Work to do
Locate every line in the material below that has the word "title". Copy each of those lines.

Information provided
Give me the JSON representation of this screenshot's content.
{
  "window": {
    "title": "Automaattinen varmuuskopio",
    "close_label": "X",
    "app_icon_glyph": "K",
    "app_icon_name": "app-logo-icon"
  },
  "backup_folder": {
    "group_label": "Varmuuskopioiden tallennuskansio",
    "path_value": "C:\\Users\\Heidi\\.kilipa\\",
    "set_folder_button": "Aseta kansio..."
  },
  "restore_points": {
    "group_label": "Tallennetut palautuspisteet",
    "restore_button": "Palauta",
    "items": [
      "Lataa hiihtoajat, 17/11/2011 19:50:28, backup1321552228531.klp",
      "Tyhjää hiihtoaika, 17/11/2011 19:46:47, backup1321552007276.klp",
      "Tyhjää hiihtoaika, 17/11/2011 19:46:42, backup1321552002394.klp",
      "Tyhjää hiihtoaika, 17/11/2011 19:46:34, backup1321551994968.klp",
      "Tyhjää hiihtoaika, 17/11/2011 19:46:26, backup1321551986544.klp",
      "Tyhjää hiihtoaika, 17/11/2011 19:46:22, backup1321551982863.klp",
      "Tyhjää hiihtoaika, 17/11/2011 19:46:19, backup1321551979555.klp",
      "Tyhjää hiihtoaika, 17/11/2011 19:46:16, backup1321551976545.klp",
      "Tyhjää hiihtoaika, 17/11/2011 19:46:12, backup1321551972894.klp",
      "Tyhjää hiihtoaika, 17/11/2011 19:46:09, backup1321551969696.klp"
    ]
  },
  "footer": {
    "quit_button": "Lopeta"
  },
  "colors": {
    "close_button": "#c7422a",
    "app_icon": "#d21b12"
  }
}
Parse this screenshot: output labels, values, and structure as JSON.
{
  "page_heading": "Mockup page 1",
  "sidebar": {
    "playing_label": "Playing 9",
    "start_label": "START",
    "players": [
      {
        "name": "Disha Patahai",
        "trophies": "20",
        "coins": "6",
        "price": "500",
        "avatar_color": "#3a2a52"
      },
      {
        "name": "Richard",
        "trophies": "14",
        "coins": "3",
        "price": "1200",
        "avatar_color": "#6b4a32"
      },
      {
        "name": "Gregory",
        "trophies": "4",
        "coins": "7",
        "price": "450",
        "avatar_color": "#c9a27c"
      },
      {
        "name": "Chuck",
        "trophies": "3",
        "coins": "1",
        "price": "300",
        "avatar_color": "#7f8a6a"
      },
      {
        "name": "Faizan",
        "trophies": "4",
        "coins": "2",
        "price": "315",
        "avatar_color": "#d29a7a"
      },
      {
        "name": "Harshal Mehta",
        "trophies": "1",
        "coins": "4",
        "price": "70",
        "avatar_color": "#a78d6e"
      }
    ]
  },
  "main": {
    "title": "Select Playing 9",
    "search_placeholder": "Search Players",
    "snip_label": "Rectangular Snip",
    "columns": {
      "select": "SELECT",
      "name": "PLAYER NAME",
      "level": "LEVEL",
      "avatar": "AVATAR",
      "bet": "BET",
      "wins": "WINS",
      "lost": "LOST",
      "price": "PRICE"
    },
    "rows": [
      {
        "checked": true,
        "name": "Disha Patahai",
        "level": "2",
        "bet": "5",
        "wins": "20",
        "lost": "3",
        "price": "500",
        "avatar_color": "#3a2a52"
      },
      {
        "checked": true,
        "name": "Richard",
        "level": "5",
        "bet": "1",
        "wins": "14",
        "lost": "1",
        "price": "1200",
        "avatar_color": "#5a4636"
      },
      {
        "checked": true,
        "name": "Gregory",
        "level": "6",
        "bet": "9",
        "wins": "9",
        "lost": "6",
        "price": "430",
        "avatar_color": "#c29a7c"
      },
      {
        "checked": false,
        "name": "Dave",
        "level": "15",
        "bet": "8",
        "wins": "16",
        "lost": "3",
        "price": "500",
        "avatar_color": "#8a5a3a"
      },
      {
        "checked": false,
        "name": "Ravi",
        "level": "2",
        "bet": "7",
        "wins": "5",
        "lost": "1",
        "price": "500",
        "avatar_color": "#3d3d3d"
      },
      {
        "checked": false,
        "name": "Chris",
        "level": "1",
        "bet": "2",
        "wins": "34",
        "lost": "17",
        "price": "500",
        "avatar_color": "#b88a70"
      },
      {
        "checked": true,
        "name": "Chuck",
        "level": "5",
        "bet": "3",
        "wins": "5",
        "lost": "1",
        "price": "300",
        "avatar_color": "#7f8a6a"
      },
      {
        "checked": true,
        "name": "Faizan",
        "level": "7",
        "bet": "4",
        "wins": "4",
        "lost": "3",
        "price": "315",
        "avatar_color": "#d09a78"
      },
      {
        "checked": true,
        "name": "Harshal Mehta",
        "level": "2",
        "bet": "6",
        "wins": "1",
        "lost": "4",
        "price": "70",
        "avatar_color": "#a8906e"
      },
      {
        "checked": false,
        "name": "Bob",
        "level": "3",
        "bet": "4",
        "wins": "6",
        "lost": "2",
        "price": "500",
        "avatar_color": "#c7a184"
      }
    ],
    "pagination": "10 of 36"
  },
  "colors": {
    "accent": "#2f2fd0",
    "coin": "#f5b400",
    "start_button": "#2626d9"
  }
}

Full response
    "title": "Automaattinen varmuuskopio",
    "title": "Select Playing 9",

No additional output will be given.